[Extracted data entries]
┄┄┄┄┄┄┄┄┄┄

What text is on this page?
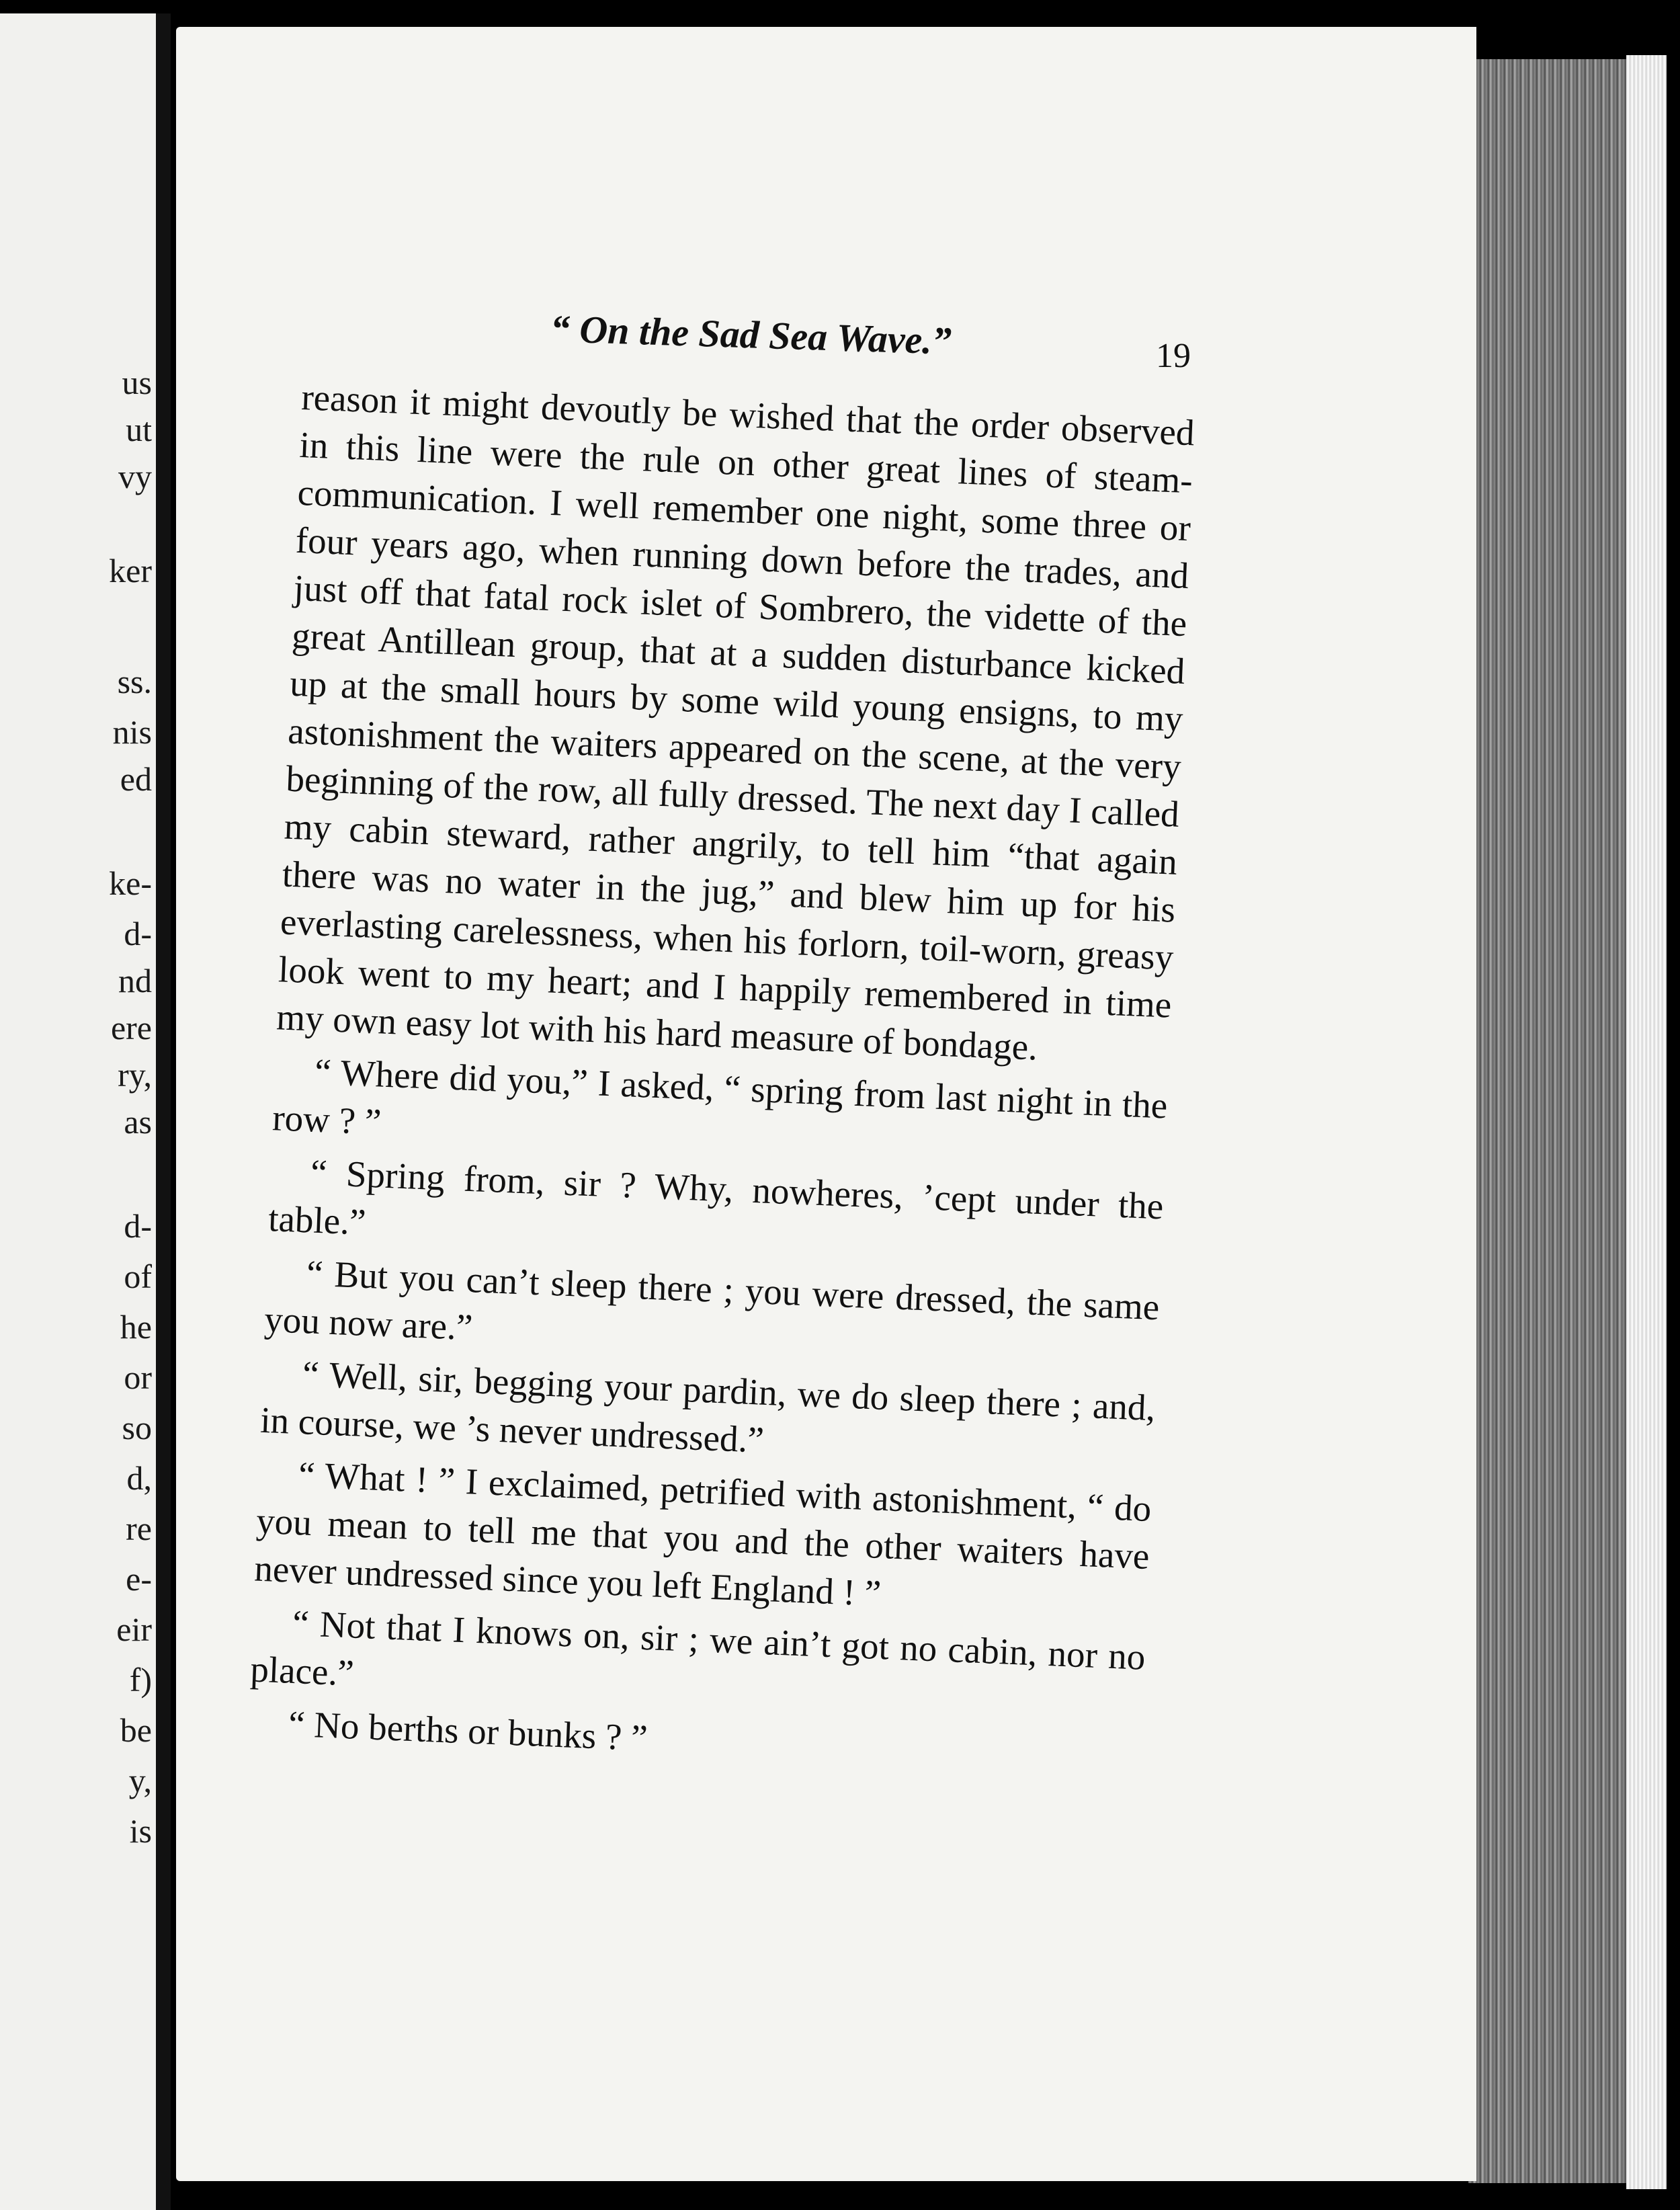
us
ut
vy
ker
ss.
nis
ed
ke-
d-
nd
ere
ry,
as
d-
of
he
or
so
d,
re
e-
eir
f)
be
y,
is
“ On the Sad Sea Wave.”	19

reason it might devoutly be wished that the order observed in this line were the rule on other great lines of steam-communication. I well remember one night, some three or four years ago, when running down before the trades, and just off that fatal rock islet of Sombrero, the vidette of the great Antillean group, that at a sudden disturbance kicked up at the small hours by some wild young ensigns, to my astonishment the waiters appeared on the scene, at the very beginning of the row, all fully dressed. The next day I called my cabin steward, rather angrily, to tell him “that again there was no water in the jug,” and blew him up for his everlasting carelessness, when his forlorn, toil-worn, greasy look went to my heart; and I happily remembered in time my own easy lot with his hard measure of bondage.

“ Where did you,” I asked, “ spring from last night in the row ? ”

“ Spring from, sir ? Why, nowheres, ’cept under the table.”

“ But you can’t sleep there ; you were dressed, the same you now are.”

“ Well, sir, begging your pardin, we do sleep there ; and, in course, we ’s never undressed.”

“ What ! ” I exclaimed, petrified with astonishment, “ do you mean to tell me that you and the other waiters have never undressed since you left England ! ”

“ Not that I knows on, sir ; we ain’t got no cabin, nor no place.”

“ No berths or bunks ? ”
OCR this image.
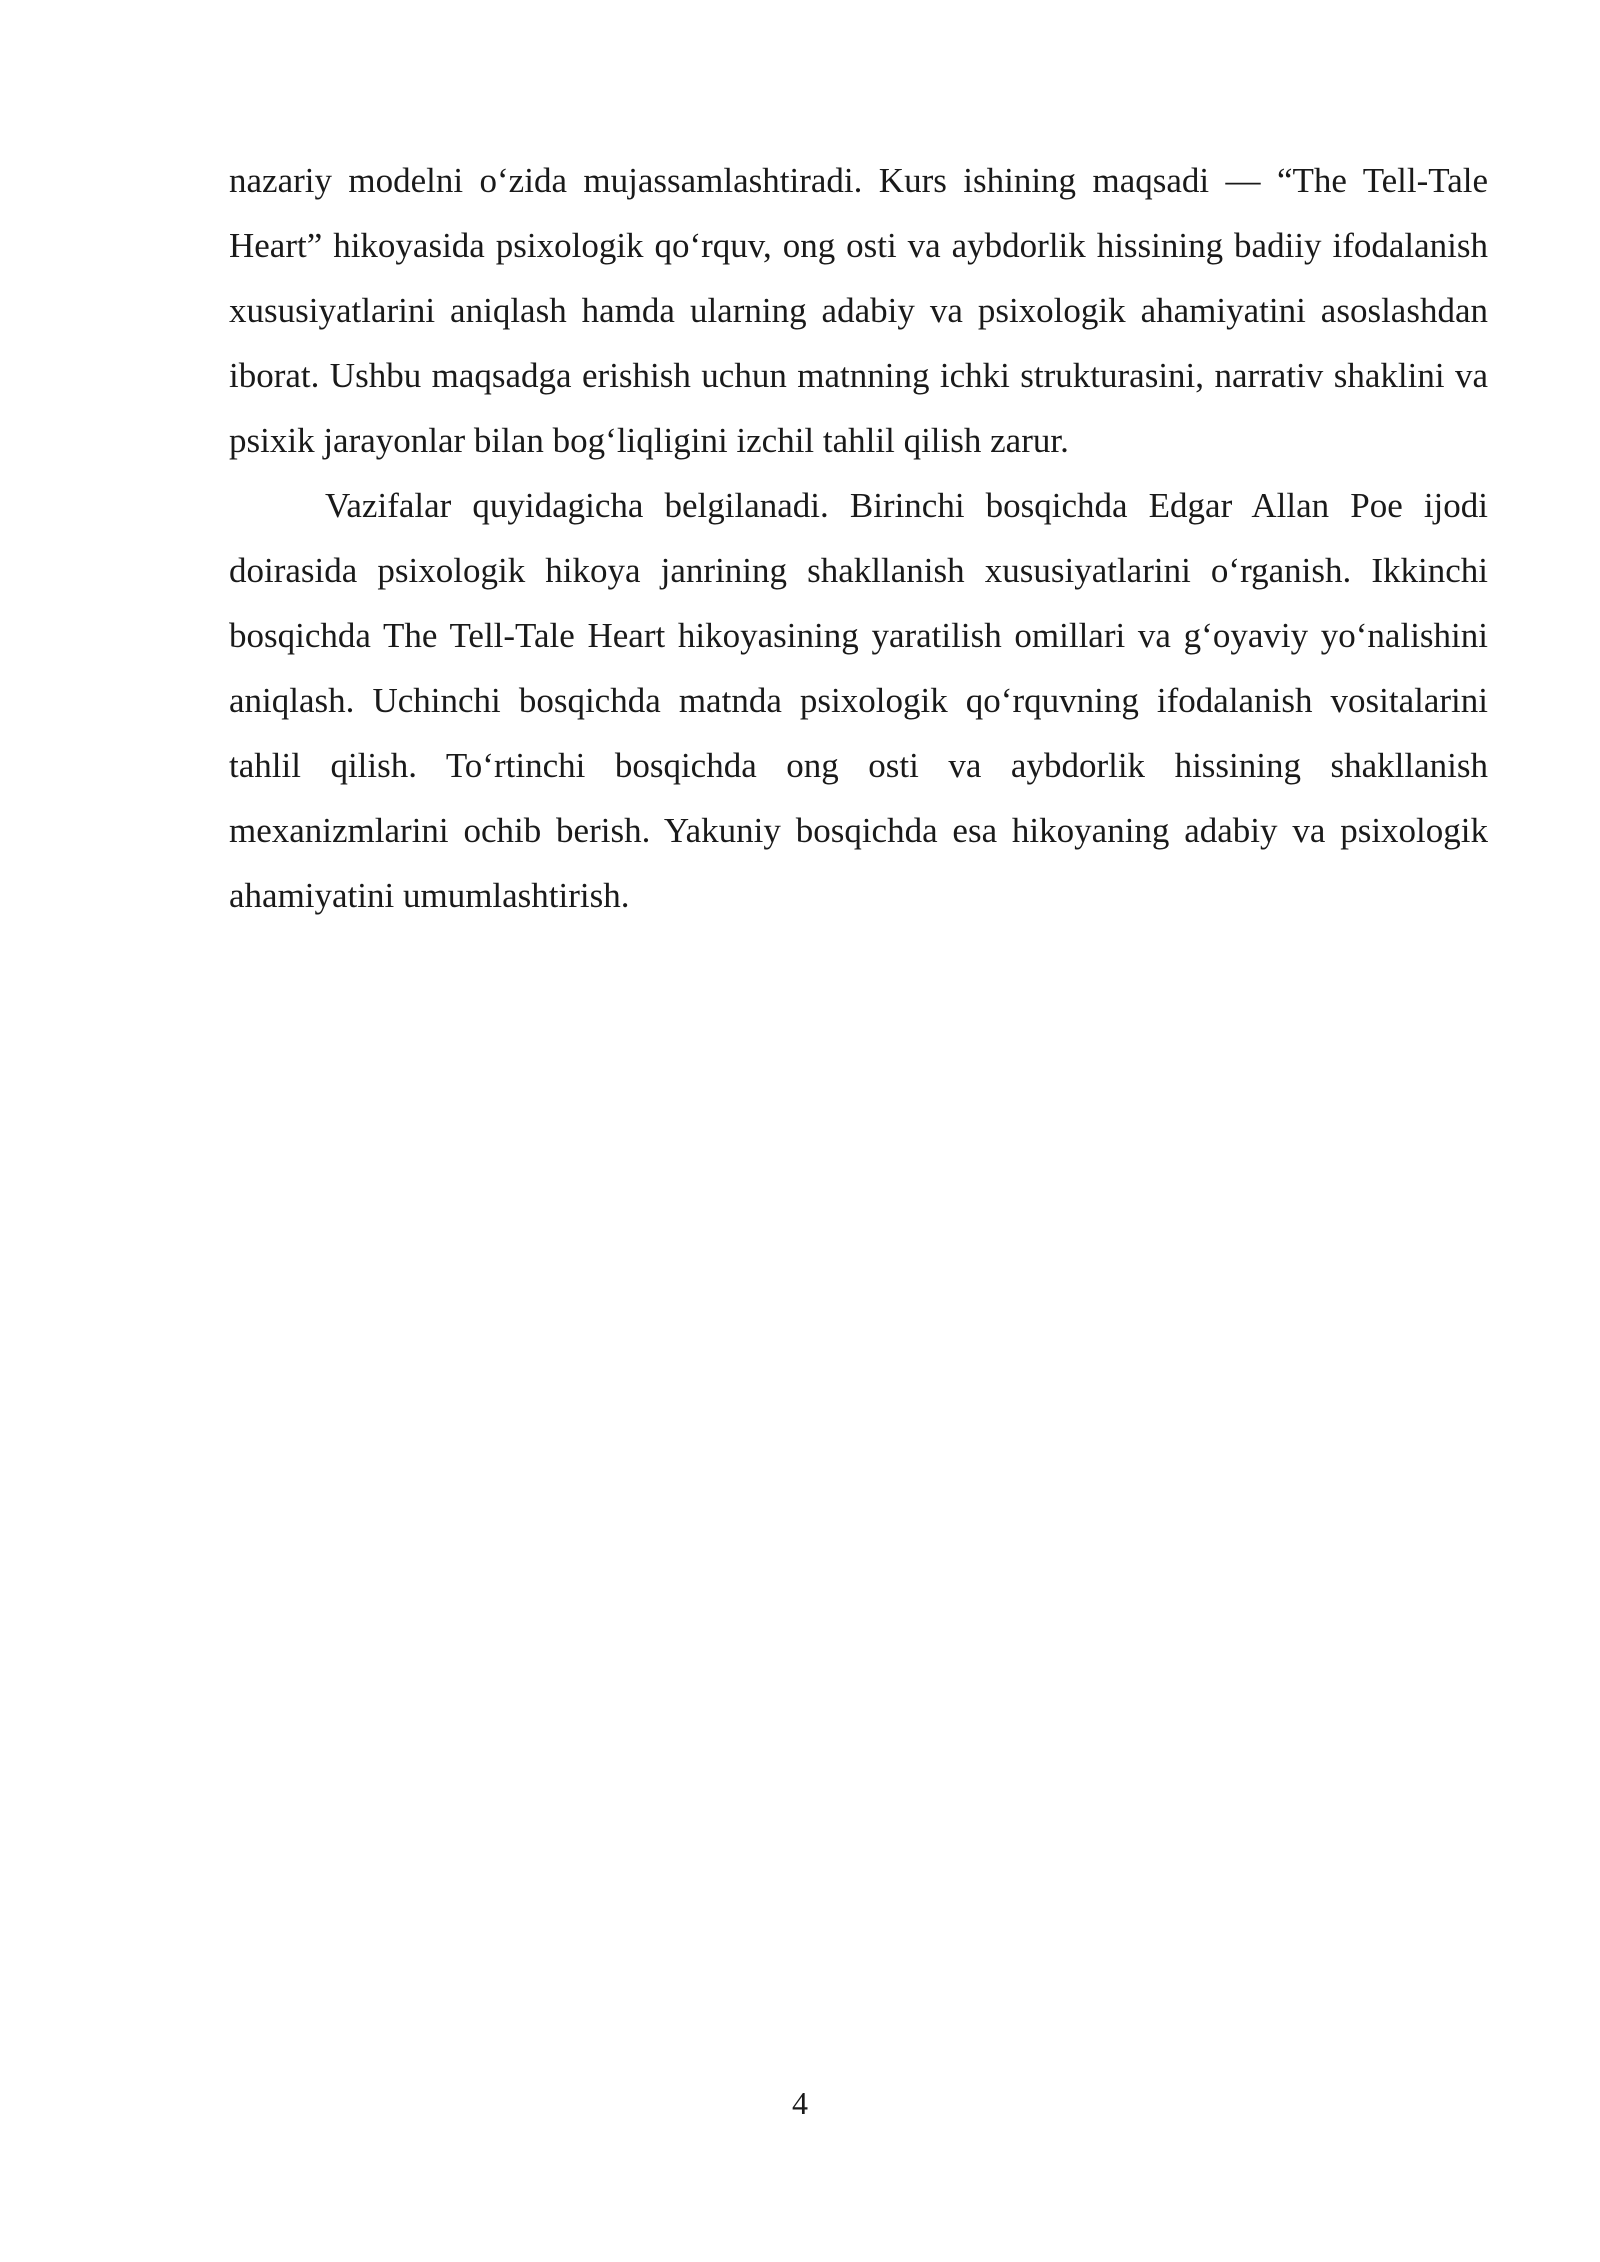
nazariy modelni o‘zida mujassamlashtiradi. Kurs ishining maqsadi — “The Tell-Tale Heart” hikoyasida psixologik qo‘rquv, ong osti va aybdorlik hissining badiiy ifodalanish xususiyatlarini aniqlash hamda ularning adabiy va psixologik ahamiyatini asoslashdan iborat. Ushbu maqsadga erishish uchun matnning ichki strukturasini, narrativ shaklini va psixik jarayonlar bilan bog‘liqligini izchil tahlil qilish zarur.

Vazifalar quyidagicha belgilanadi. Birinchi bosqichda Edgar Allan Poe ijodi doirasida psixologik hikoya janrining shakllanish xususiyatlarini o‘rganish. Ikkinchi bosqichda The Tell-Tale Heart hikoyasining yaratilish omillari va g‘oyaviy yo‘nalishini aniqlash. Uchinchi bosqichda matnda psixologik qo‘rquvning ifodalanish vositalarini tahlil qilish. To‘rtinchi bosqichda ong osti va aybdorlik hissining shakllanish mexanizmlarini ochib berish. Yakuniy bosqichda esa hikoyaning adabiy va psixologik ahamiyatini umumlashtirish.

4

┄┄┄┄┄┄┄┄┄┄

Repeat the listing in full and exactly. Leave any pictures out.

* [WRITTEN SOLUTION]:
What text is on this page?
us
ut
vy
ker
ss.
nis
ed
ke-
d-
nd
ere
ry,
as
d-
of
he
or
so
d,
re
e-
eir
f)
be
y,
is
“ On the Sad Sea Wave.”	19

reason it might devoutly be wished that the order observed in this line were the rule on other great lines of steam-communication. I well remember one night, some three or four years ago, when running down before the trades, and just off that fatal rock islet of Sombrero, the vidette of the great Antillean group, that at a sudden disturbance kicked up at the small hours by some wild young ensigns, to my astonishment the waiters appeared on the scene, at the very beginning of the row, all fully dressed. The next day I called my cabin steward, rather angrily, to tell him “that again there was no water in the jug,” and blew him up for his everlasting carelessness, when his forlorn, toil-worn, greasy look went to my heart; and I happily remembered in time my own easy lot with his hard measure of bondage.

“ Where did you,” I asked, “ spring from last night in the row ? ”

“ Spring from, sir ? Why, nowheres, ’cept under the table.”

“ But you can’t sleep there ; you were dressed, the same you now are.”

“ Well, sir, begging your pardin, we do sleep there ; and, in course, we ’s never undressed.”

“ What ! ” I exclaimed, petrified with astonishment, “ do you mean to tell me that you and the other waiters have never undressed since you left England ! ”

“ Not that I knows on, sir ; we ain’t got no cabin, nor no place.”

“ No berths or bunks ? ”
OCR this image.
nazariy modelni o‘zida mujassamlashtiradi. Kurs ishining maqsadi — “The Tell-Tale Heart” hikoyasida psixologik qo‘rquv, ong osti va aybdorlik hissining badiiy ifodalanish xususiyatlarini aniqlash hamda ularning adabiy va psixologik ahamiyatini asoslashdan iborat. Ushbu maqsadga erishish uchun matnning ichki strukturasini, narrativ shaklini va psixik jarayonlar bilan bog‘liqligini izchil tahlil qilish zarur.

Vazifalar quyidagicha belgilanadi. Birinchi bosqichda Edgar Allan Poe ijodi doirasida psixologik hikoya janrining shakllanish xususiyatlarini o‘rganish. Ikkinchi bosqichda The Tell-Tale Heart hikoyasining yaratilish omillari va g‘oyaviy yo‘nalishini aniqlash. Uchinchi bosqichda matnda psixologik qo‘rquvning ifodalanish vositalarini tahlil qilish. To‘rtinchi bosqichda ong osti va aybdorlik hissining shakllanish mexanizmlarini ochib berish. Yakuniy bosqichda esa hikoyaning adabiy va psixologik ahamiyatini umumlashtirish.

4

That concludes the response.